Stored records
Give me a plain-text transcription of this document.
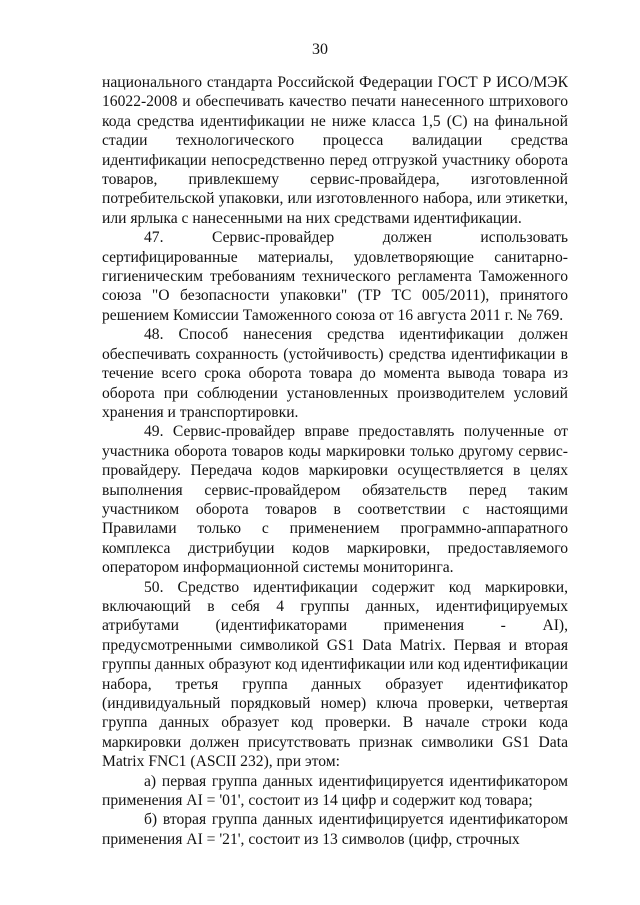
30

национального стандарта Российской Федерации ГОСТ Р ИСО/МЭК 16022-2008 и обеспечивать качество печати нанесенного штрихового кода средства идентификации не ниже класса 1,5 (С) на финальной стадии технологического процесса валидации средства идентификации непосредственно перед отгрузкой участнику оборота товаров, привлекшему сервис-провайдера, изготовленной потребительской упаковки, или изготовленного набора, или этикетки, или ярлыка с нанесенными на них средствами идентификации.

47. Сервис-провайдер должен использовать сертифицированные материалы, удовлетворяющие санитарно-гигиеническим требованиям технического регламента Таможенного союза "О безопасности упаковки" (ТР ТС 005/2011), принятого решением Комиссии Таможенного союза от 16 августа 2011 г. № 769.

48. Способ нанесения средства идентификации должен обеспечивать сохранность (устойчивость) средства идентификации в течение всего срока оборота товара до момента вывода товара из оборота при соблюдении установленных производителем условий хранения и транспортировки.

49. Сервис-провайдер вправе предоставлять полученные от участника оборота товаров коды маркировки только другому сервис-провайдеру. Передача кодов маркировки осуществляется в целях выполнения сервис-провайдером обязательств перед таким участником оборота товаров в соответствии с настоящими Правилами только с применением программно-аппаратного комплекса дистрибуции кодов маркировки, предоставляемого оператором информационной системы мониторинга.

50. Средство идентификации содержит код маркировки, включающий в себя 4 группы данных, идентифицируемых атрибутами (идентификаторами применения - AI), предусмотренными символикой GS1 Data Matrix. Первая и вторая группы данных образуют код идентификации или код идентификации набора, третья группа данных образует идентификатор (индивидуальный порядковый номер) ключа проверки, четвертая группа данных образует код проверки. В начале строки кода маркировки должен присутствовать признак символики GS1 Data Matrix FNC1 (ASCII 232), при этом:

а) первая группа данных идентифицируется идентификатором применения AI = '01', состоит из 14 цифр и содержит код товара;

б) вторая группа данных идентифицируется идентификатором применения AI = '21', состоит из 13 символов (цифр, строчных
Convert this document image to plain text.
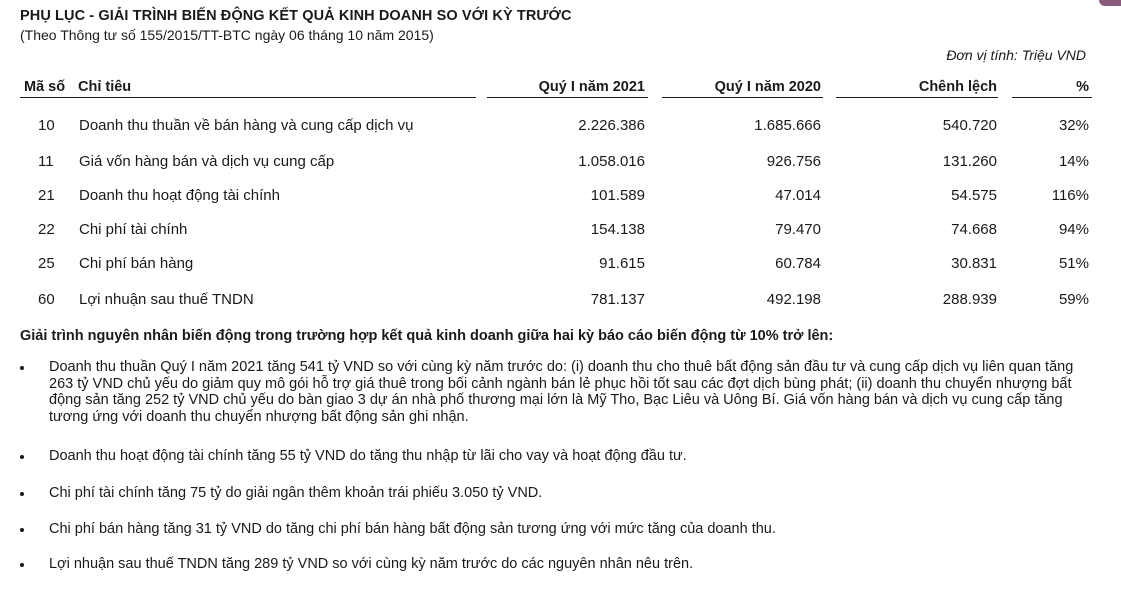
PHỤ LỤC - GIẢI TRÌNH BIẾN ĐỘNG KẾT QUẢ KINH DOANH SO VỚI KỲ TRƯỚC
(Theo Thông tư số 155/2015/TT-BTC ngày 06 tháng 10 năm 2015)
Đơn vị tính: Triệu VND
Mã số Chỉ tiêu	Quý I năm 2021	Quý I năm 2020	Chênh lệch	%
10 Doanh thu thuần về bán hàng và cung cấp dịch vụ	2.226.386	1.685.666	540.720	32%
11 Giá vốn hàng bán và dịch vụ cung cấp	1.058.016	926.756	131.260	14%
21 Doanh thu hoạt động tài chính	101.589	47.014	54.575	116%
22 Chi phí tài chính	154.138	79.470	74.668	94%
25 Chi phí bán hàng	91.615	60.784	30.831	51%
60 Lợi nhuận sau thuế TNDN	781.137	492.198	288.939	59%
Giải trình nguyên nhân biến động trong trường hợp kết quả kinh doanh giữa hai kỳ báo cáo biến động từ 10% trở lên:
Doanh thu thuần Quý I năm 2021 tăng 541 tỷ VND so với cùng kỳ năm trước do: (i) doanh thu cho thuê bất động sản đầu tư và cung cấp dịch vụ liên quan tăng 263 tỷ VND chủ yếu do giảm quy mô gói hỗ trợ giá thuê trong bối cảnh ngành bán lẻ phục hồi tốt sau các đợt dịch bùng phát; (ii) doanh thu chuyển nhượng bất động sản tăng 252 tỷ VND chủ yếu do bàn giao 3 dự án nhà phố thương mại lớn là Mỹ Tho, Bạc Liêu và Uông Bí. Giá vốn hàng bán và dịch vụ cung cấp tăng tương ứng với doanh thu chuyển nhượng bất động sản ghi nhận.
Doanh thu hoạt động tài chính tăng 55 tỷ VND do tăng thu nhập từ lãi cho vay và hoạt động đầu tư.
Chi phí tài chính tăng 75 tỷ do giải ngân thêm khoản trái phiếu 3.050 tỷ VND.
Chi phí bán hàng tăng 31 tỷ VND do tăng chi phí bán hàng bất động sản tương ứng với mức tăng của doanh thu.
Lợi nhuận sau thuế TNDN tăng 289 tỷ VND so với cùng kỳ năm trước do các nguyên nhân nêu trên.
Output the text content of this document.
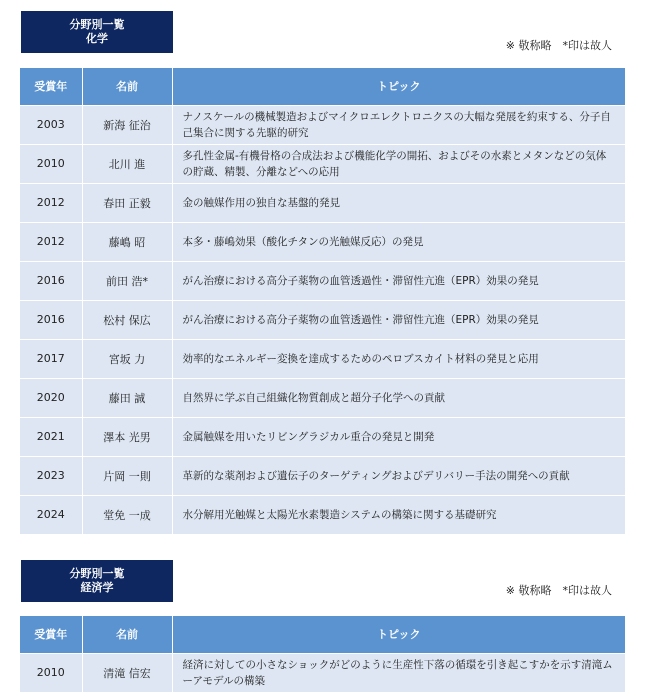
分野別一覧
化学
※ 敬称略　*印は故人
受賞年	名前	トピック
2003	新海 征治	ナノスケールの機械製造およびマイクロエレクトロニクスの大幅な発展を約束する、分子自己集合に関する先駆的研究
2010	北川 進	多孔性金属-有機骨格の合成法および機能化学の開拓、およびその水素とメタンなどの気体の貯蔵、精製、分離などへの応用
2012	春田 正毅	金の触媒作用の独自な基盤的発見
2012	藤嶋 昭	本多・藤嶋効果（酸化チタンの光触媒反応）の発見
2016	前田 浩*	がん治療における高分子薬物の血管透過性・滞留性亢進（EPR）効果の発見
2016	松村 保広	がん治療における高分子薬物の血管透過性・滞留性亢進（EPR）効果の発見
2017	宮坂 力	効率的なエネルギー変換を達成するためのペロブスカイト材料の発見と応用
2020	藤田 誠	自然界に学ぶ自己組織化物質創成と超分子化学への貢献
2021	澤本 光男	金属触媒を用いたリビングラジカル重合の発見と開発
2023	片岡 一則	革新的な薬剤および遺伝子のターゲティングおよびデリバリー手法の開発への貢献
2024	堂免 一成	水分解用光触媒と太陽光水素製造システムの構築に関する基礎研究
分野別一覧
経済学	※ 敬称略　*印は故人
受賞年	名前	トピック
2010	清滝 信宏	経済に対しての小さなショックがどのように生産性下落の循環を引き起こすかを示す清滝ムーアモデルの構築
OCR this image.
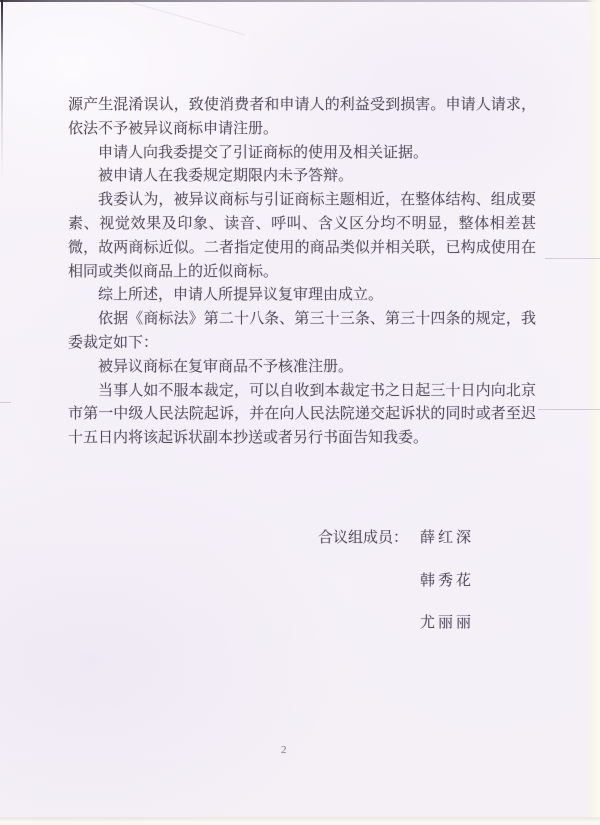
源产生混淆误认，致使消费者和申请人的利益受到损害。申请人请求，依法不予被异议商标申请注册。

申请人向我委提交了引证商标的使用及相关证据。

被申请人在我委规定期限内未予答辩。

我委认为，被异议商标与引证商标主题相近，在整体结构、组成要素、视觉效果及印象、读音、呼叫、含义区分均不明显，整体相差甚微，故两商标近似。二者指定使用的商品类似并相关联，已构成使用在相同或类似商品上的近似商标。

综上所述，申请人所提异议复审理由成立。

依据《商标法》第二十八条、第三十三条、第三十四条的规定，我委裁定如下：

被异议商标在复审商品不予核准注册。

当事人如不服本裁定，可以自收到本裁定书之日起三十日内向北京市第一中级人民法院起诉，并在向人民法院递交起诉状的同时或者至迟十五日内将该起诉状副本抄送或者另行书面告知我委。

合议组成员： 薛红深
韩秀花
尤丽丽
2
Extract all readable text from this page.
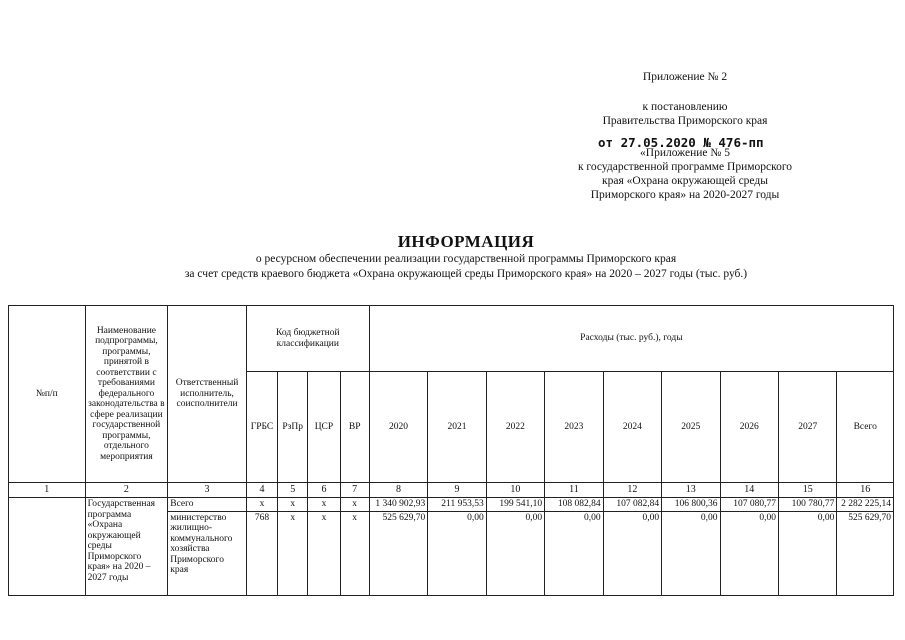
Приложение № 2
к постановлению
Правительства Приморского края
от 27.05.2020 № 476-пп
«Приложение № 5
к государственной программе Приморского
края «Охрана окружающей среды
Приморского края» на 2020-2027 годы
ИНФОРМАЦИЯ
о ресурсном обеспечении реализации государственной программы Приморского края
за счет средств краевого бюджета «Охрана окружающей среды Приморского края» на 2020 – 2027 годы (тыс. руб.)
№п/п	Наименование подпрограммы, программы, принятой в соответствии с требованиями федерального законодательства в сфере реализации государственной программы, отдельного мероприятия	Ответственный исполнитель, соисполнители	Код бюджетной классификации				Расходы (тыс. руб.), годы								
			ГРБС	РзПр	ЦСР	ВР	2020	2021	2022	2023	2024	2025	2026	2027	Всего

1	2	3	4	5	6	7	8	9	10	11	12	13	14	15	16
	Государственная программа «Охрана окружающей среды Приморского края» на 2020 – 2027 годы	Всего	х	х	х	х	1 340 902,93	211 953,53	199 541,10	108 082,84	107 082,84	106 800,36	107 080,77	100 780,77	2 282 225,14
		министерство жилищно-коммунального хозяйства Приморского края	768	х	х	х	525 629,70	0,00	0,00	0,00	0,00	0,00	0,00	0,00	525 629,70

### [Instructions to follow]
All of the entries above should be duplicated exactly, except for the pictures.

### [Written answer]
Give me a plain-text transcription of this document.
30

национального стандарта Российской Федерации ГОСТ Р ИСО/МЭК 16022-2008 и обеспечивать качество печати нанесенного штрихового кода средства идентификации не ниже класса 1,5 (С) на финальной стадии технологического процесса валидации средства идентификации непосредственно перед отгрузкой участнику оборота товаров, привлекшему сервис-провайдера, изготовленной потребительской упаковки, или изготовленного набора, или этикетки, или ярлыка с нанесенными на них средствами идентификации.

47. Сервис-провайдер должен использовать сертифицированные материалы, удовлетворяющие санитарно-гигиеническим требованиям технического регламента Таможенного союза "О безопасности упаковки" (ТР ТС 005/2011), принятого решением Комиссии Таможенного союза от 16 августа 2011 г. № 769.

48. Способ нанесения средства идентификации должен обеспечивать сохранность (устойчивость) средства идентификации в течение всего срока оборота товара до момента вывода товара из оборота при соблюдении установленных производителем условий хранения и транспортировки.

49. Сервис-провайдер вправе предоставлять полученные от участника оборота товаров коды маркировки только другому сервис-провайдеру. Передача кодов маркировки осуществляется в целях выполнения сервис-провайдером обязательств перед таким участником оборота товаров в соответствии с настоящими Правилами только с применением программно-аппаратного комплекса дистрибуции кодов маркировки, предоставляемого оператором информационной системы мониторинга.

50. Средство идентификации содержит код маркировки, включающий в себя 4 группы данных, идентифицируемых атрибутами (идентификаторами применения - AI), предусмотренными символикой GS1 Data Matrix. Первая и вторая группы данных образуют код идентификации или код идентификации набора, третья группа данных образует идентификатор (индивидуальный порядковый номер) ключа проверки, четвертая группа данных образует код проверки. В начале строки кода маркировки должен присутствовать признак символики GS1 Data Matrix FNC1 (ASCII 232), при этом:

а) первая группа данных идентифицируется идентификатором применения AI = '01', состоит из 14 цифр и содержит код товара;

б) вторая группа данных идентифицируется идентификатором применения AI = '21', состоит из 13 символов (цифр, строчных
Convert this document image to plain text.
PHỤ LỤC - GIẢI TRÌNH BIẾN ĐỘNG KẾT QUẢ KINH DOANH SO VỚI KỲ TRƯỚC
(Theo Thông tư số 155/2015/TT-BTC ngày 06 tháng 10 năm 2015)
Đơn vị tính: Triệu VND
Mã số Chỉ tiêu	Quý I năm 2021	Quý I năm 2020	Chênh lệch	%
10 Doanh thu thuần về bán hàng và cung cấp dịch vụ	2.226.386	1.685.666	540.720	32%
11 Giá vốn hàng bán và dịch vụ cung cấp	1.058.016	926.756	131.260	14%
21 Doanh thu hoạt động tài chính	101.589	47.014	54.575	116%
22 Chi phí tài chính	154.138	79.470	74.668	94%
25 Chi phí bán hàng	91.615	60.784	30.831	51%
60 Lợi nhuận sau thuế TNDN	781.137	492.198	288.939	59%
Giải trình nguyên nhân biến động trong trường hợp kết quả kinh doanh giữa hai kỳ báo cáo biến động từ 10% trở lên:
Doanh thu thuần Quý I năm 2021 tăng 541 tỷ VND so với cùng kỳ năm trước do: (i) doanh thu cho thuê bất động sản đầu tư và cung cấp dịch vụ liên quan tăng 263 tỷ VND chủ yếu do giảm quy mô gói hỗ trợ giá thuê trong bối cảnh ngành bán lẻ phục hồi tốt sau các đợt dịch bùng phát; (ii) doanh thu chuyển nhượng bất động sản tăng 252 tỷ VND chủ yếu do bàn giao 3 dự án nhà phố thương mại lớn là Mỹ Tho, Bạc Liêu và Uông Bí. Giá vốn hàng bán và dịch vụ cung cấp tăng tương ứng với doanh thu chuyển nhượng bất động sản ghi nhận.
Doanh thu hoạt động tài chính tăng 55 tỷ VND do tăng thu nhập từ lãi cho vay và hoạt động đầu tư.
Chi phí tài chính tăng 75 tỷ do giải ngân thêm khoản trái phiếu 3.050 tỷ VND.
Chi phí bán hàng tăng 31 tỷ VND do tăng chi phí bán hàng bất động sản tương ứng với mức tăng của doanh thu.
Lợi nhuận sau thuế TNDN tăng 289 tỷ VND so với cùng kỳ năm trước do các nguyên nhân nêu trên.
Output the text content of this document.
分野別一覧
化学
※ 敬称略　*印は故人
受賞年	名前	トピック
2003	新海 征治	ナノスケールの機械製造およびマイクロエレクトロニクスの大幅な発展を約束する、分子自己集合に関する先駆的研究
2010	北川 進	多孔性金属-有機骨格の合成法および機能化学の開拓、およびその水素とメタンなどの気体の貯蔵、精製、分離などへの応用
2012	春田 正毅	金の触媒作用の独自な基盤的発見
2012	藤嶋 昭	本多・藤嶋効果（酸化チタンの光触媒反応）の発見
2016	前田 浩*	がん治療における高分子薬物の血管透過性・滞留性亢進（EPR）効果の発見
2016	松村 保広	がん治療における高分子薬物の血管透過性・滞留性亢進（EPR）効果の発見
2017	宮坂 力	効率的なエネルギー変換を達成するためのペロブスカイト材料の発見と応用
2020	藤田 誠	自然界に学ぶ自己組織化物質創成と超分子化学への貢献
2021	澤本 光男	金属触媒を用いたリビングラジカル重合の発見と開発
2023	片岡 一則	革新的な薬剤および遺伝子のターゲティングおよびデリバリー手法の開発への貢献
2024	堂免 一成	水分解用光触媒と太陽光水素製造システムの構築に関する基礎研究
分野別一覧
経済学	※ 敬称略　*印は故人
受賞年	名前	トピック
2010	清滝 信宏	経済に対しての小さなショックがどのように生産性下落の循環を引き起こすかを示す清滝ムーアモデルの構築
OCR this image.
源产生混淆误认，致使消费者和申请人的利益受到损害。申请人请求，依法不予被异议商标申请注册。

申请人向我委提交了引证商标的使用及相关证据。

被申请人在我委规定期限内未予答辩。

我委认为，被异议商标与引证商标主题相近，在整体结构、组成要素、视觉效果及印象、读音、呼叫、含义区分均不明显，整体相差甚微，故两商标近似。二者指定使用的商品类似并相关联，已构成使用在相同或类似商品上的近似商标。

综上所述，申请人所提异议复审理由成立。

依据《商标法》第二十八条、第三十三条、第三十四条的规定，我委裁定如下：

被异议商标在复审商品不予核准注册。

当事人如不服本裁定，可以自收到本裁定书之日起三十日内向北京市第一中级人民法院起诉，并在向人民法院递交起诉状的同时或者至迟十五日内将该起诉状副本抄送或者另行书面告知我委。

合议组成员： 薛红深
韩秀花
尤丽丽
2
Extract all readable text from this page.
Приложение № 2
к постановлению
Правительства Приморского края
от 27.05.2020 № 476-пп
«Приложение № 5
к государственной программе Приморского
края «Охрана окружающей среды
Приморского края» на 2020-2027 годы
ИНФОРМАЦИЯ
о ресурсном обеспечении реализации государственной программы Приморского края
за счет средств краевого бюджета «Охрана окружающей среды Приморского края» на 2020 – 2027 годы (тыс. руб.)
№п/п	Наименование подпрограммы, программы, принятой в соответствии с требованиями федерального законодательства в сфере реализации государственной программы, отдельного мероприятия	Ответственный исполнитель, соисполнители	Код бюджетной классификации				Расходы (тыс. руб.), годы								
			ГРБС	РзПр	ЦСР	ВР	2020	2021	2022	2023	2024	2025	2026	2027	Всего

1	2	3	4	5	6	7	8	9	10	11	12	13	14	15	16
	Государственная программа «Охрана окружающей среды Приморского края» на 2020 – 2027 годы	Всего	х	х	х	х	1 340 902,93	211 953,53	199 541,10	108 082,84	107 082,84	106 800,36	107 080,77	100 780,77	2 282 225,14
		министерство жилищно-коммунального хозяйства Приморского края	768	х	х	х	525 629,70	0,00	0,00	0,00	0,00	0,00	0,00	0,00	525 629,70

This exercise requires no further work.